QUÉ HAY QUE HACER »
**a)** En el texto sobre Galdós y los toros, ¿de qué material era el toro con el que jugaban los niños en El doctor Centeno?
**b)** Di si cada frase está de acuerdo con el texto sobre Galdós y los toros: (i) el hermano de Isidora Rufete sale en La desheredada; (ii) Felipe trabaja de criado en un colegio de curas; (iii) un guardia con un silbato corta la corrida de los niños.
**c)** Continúa el texto sobre Galdós y los toros a partir de su última frase.

Otro ejemplo de personaje tauromáquicamente inclinado es el hermano adolescente de Isidora Rufete en La desheredada (1881). Galdós lo pinta como “un crío rebelde […] que se va de becerros”, es decir, que huye de casa para participar en capeas de pueblo con toros jóvenes. Aunque este detalle se menciona de pasada, sirve para ilustrar de nuevo cómo la atracción de la lidia podía más que la autoridad familiar en los espíritus jóvenes y díscolos.
Por su parte, los niños ocupan un lugar especial en el universo galdosiano, y no es excepción su relación lúdica con el toro. En la novela El doctor Centeno (1883), Galdós ofrece una de las escenas más entrañables y simbólicas sobre la tauromaquia popular: un grupo de chiquillos de barrio organiza su propia corrida de toros infantil en un solar madrileño. El protagonista, Felipe (apodado “doctor Centeno”), es un pilluelo que sirve de criado en un colegio de curas, pero sueña con las gestas taurinas. En un capítulo memorable, Felipín se escapa con otros muchachos para jugar al toro; improvisan un cartel de corrida pegado en la pared –con pintoresca ortografía infantil– y utilizan un toro de cartón piedra guardado en un desván. La descripción de la lidia infantil rebosa humor y ternura costumbrista: los chicos simulan todas las suertes taurinas con alboroto y emoción –“Hubo delirante juego, pasión, gozo infinito, vértigo…”– hasta que irrumpe la autoridad (un guardia con escoba) dispersando la cuadrilla entre risas, caídas y gritos. Felipe, enardecido, termina por arrancar la cabeza del toro de cartón, para horror de los vecinos y del propio niño cuando recobra la conciencia de su travesura. Galdós concluye la escena con tono moralizante y pintoresco a la vez: “Así acababan las humanas glorias”, con el astado falso hecho trizas, el espontáneo detenido y los diablillos huyendo calle abajo. Esta pequeña fiesta taurina de niños representa un símbolo del arraigo temprano de la afición taurina en la sociedad: desde la infancia, los españoles de entonces mamaban –nunca mejor dicho– la pasión por los toros como juego y rito de valor. No por casualidad, Galdós era admirador de las pinturas de Murillo sobre chiquillos callejeros, y en este capítulo parece rendir homenaje a esa tradición pictórica costumbrista, trasladando a la literatura la imagen de unos rapaces pobres que, pese a sus privaciones, recrean en el juego la fiesta que fascina a todo el país.

MATERIAL ENTREGADO »
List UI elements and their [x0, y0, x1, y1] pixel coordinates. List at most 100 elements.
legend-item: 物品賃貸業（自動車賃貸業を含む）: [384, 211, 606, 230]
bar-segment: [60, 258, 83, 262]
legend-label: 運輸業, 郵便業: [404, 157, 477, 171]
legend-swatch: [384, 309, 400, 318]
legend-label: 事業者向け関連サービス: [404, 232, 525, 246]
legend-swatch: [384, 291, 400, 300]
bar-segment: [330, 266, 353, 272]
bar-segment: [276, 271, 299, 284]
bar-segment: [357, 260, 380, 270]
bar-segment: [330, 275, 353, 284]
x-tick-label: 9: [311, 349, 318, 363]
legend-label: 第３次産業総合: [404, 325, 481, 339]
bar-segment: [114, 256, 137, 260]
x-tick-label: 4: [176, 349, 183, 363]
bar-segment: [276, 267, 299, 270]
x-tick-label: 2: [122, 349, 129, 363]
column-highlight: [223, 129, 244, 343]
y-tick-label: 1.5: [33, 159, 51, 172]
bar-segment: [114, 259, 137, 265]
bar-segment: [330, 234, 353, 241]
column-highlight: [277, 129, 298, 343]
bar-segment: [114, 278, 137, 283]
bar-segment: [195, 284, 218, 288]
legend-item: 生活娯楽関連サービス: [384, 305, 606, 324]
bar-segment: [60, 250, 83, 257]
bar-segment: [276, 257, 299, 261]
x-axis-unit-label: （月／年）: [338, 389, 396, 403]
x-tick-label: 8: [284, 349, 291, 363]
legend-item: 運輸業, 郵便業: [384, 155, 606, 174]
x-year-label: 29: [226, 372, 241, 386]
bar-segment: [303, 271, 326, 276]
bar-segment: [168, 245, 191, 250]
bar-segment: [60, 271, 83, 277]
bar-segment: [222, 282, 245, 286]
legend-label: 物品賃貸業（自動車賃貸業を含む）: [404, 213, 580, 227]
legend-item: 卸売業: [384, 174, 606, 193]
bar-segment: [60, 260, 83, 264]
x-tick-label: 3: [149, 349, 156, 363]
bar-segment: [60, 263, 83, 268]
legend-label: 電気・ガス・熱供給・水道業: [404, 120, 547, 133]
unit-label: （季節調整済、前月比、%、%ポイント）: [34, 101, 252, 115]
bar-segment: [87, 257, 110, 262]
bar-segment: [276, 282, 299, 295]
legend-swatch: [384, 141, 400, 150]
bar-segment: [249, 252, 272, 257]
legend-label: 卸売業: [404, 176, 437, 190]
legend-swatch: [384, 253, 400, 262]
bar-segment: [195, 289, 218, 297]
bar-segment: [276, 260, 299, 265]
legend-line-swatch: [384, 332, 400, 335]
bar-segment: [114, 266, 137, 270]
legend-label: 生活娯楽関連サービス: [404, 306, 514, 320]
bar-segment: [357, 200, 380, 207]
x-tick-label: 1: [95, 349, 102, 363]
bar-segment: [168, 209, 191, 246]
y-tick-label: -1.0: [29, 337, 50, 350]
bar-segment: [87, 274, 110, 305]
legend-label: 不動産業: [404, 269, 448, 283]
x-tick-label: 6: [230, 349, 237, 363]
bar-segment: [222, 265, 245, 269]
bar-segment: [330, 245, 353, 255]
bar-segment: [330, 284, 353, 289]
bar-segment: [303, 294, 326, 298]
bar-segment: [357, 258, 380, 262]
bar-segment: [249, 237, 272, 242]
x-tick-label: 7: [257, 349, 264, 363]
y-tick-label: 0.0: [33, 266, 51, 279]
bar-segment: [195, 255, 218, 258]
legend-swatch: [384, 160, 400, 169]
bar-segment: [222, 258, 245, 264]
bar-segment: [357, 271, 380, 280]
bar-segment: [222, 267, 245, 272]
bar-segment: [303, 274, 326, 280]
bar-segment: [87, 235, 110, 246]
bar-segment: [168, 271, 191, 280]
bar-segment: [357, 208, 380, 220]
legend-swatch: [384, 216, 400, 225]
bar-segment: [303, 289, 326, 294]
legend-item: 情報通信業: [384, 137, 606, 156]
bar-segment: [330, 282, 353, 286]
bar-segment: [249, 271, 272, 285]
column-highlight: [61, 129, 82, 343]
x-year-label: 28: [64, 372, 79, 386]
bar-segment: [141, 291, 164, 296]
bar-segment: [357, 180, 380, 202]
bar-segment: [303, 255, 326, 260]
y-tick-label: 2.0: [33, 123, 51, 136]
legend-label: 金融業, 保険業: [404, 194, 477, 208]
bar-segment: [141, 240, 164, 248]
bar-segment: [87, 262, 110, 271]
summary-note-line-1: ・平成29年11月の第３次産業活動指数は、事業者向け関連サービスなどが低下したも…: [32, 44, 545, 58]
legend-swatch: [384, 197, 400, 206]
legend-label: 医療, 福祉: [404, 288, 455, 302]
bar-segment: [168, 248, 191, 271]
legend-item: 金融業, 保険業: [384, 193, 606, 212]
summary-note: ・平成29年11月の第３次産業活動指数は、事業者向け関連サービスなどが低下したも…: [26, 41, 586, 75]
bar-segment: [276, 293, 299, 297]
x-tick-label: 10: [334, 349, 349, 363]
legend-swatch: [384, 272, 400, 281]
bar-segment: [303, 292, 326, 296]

RESPUESTAS EN ORDEN »
**a)** De cartón piedra.

**b)**
(i) Sí: "el hermano adolescente de Isidora Rufete en La desheredada (1881)".
(ii) Sí: "sirve de criado en un colegio de curas".
(iii) No: "un guardia con escoba".

**c)**
Cabe señalar que Galdós esparció además innumerables giros y metáforas taurinas por toda su obra, incluso cuando el argumento principal no guardaba relación con los toros. La crítica ha documentado el uso abundante de la jerga taurómaca en sus novelas como recurso estilístico y simbólico. Frases como “coger el toro por los cuernos”, “rematar la faena”, “dar la estocada”, etc., aparecen con naturalidad en los diálogos de sus personajes, un reflejo más de cuánto impregnaba el lenguaje taurino el habla cotidiana española. Este recurso idiomático subraya que, en el mundo narrativo galdosiano, la tauromaquia no es un fenómeno aislado sino parte integral del paisaje social y lingüístico. Incluso cuando no narra corridas explícitas, el autor canario incorpora el universo taurino –ya sea en las alusiones verbales, en la ambientación costumbrista o en la psicología de ciertos personajes– como uno de tantos hilos que tejen la compleja realidad española que él aspiraba a plasmar con realismo.
Tradición versus progreso: toros, pueblo e identidad nacional en el pensamiento galdosiano

Analizadas las facetas periodística y literaria, surge una pregunta de fondo: ¿cómo se conecta la visión de Galdós sobre los toros con sus ideas acerca del progreso de España, la tradición cultural, el pueblo y la identidad nacional? Galdós vivió en una época marcada por las ansias de modernización –científica, educativa, política– pero también por la pervivencia de costumbres antiguas y profundas desigualdades sociales. Su obra entera puede leerse como una meditación sobre ese tira y afloja entre lo nuevo y lo viejo en la España del siglo XIX. En ese contexto, la tauromaquia ocupa un lugar simbólico importante: para muchos intelectuales progresistas, representaba lo “viejo”, la España negra y atrasada que debía superarse; para otros, encarnaba la esencia popular y la originalidad nacional que no debía perderse en el camino hacia la europeización. Galdós, lejos de los extremos, adoptó una postura intermedia, crítica pero comprensiva.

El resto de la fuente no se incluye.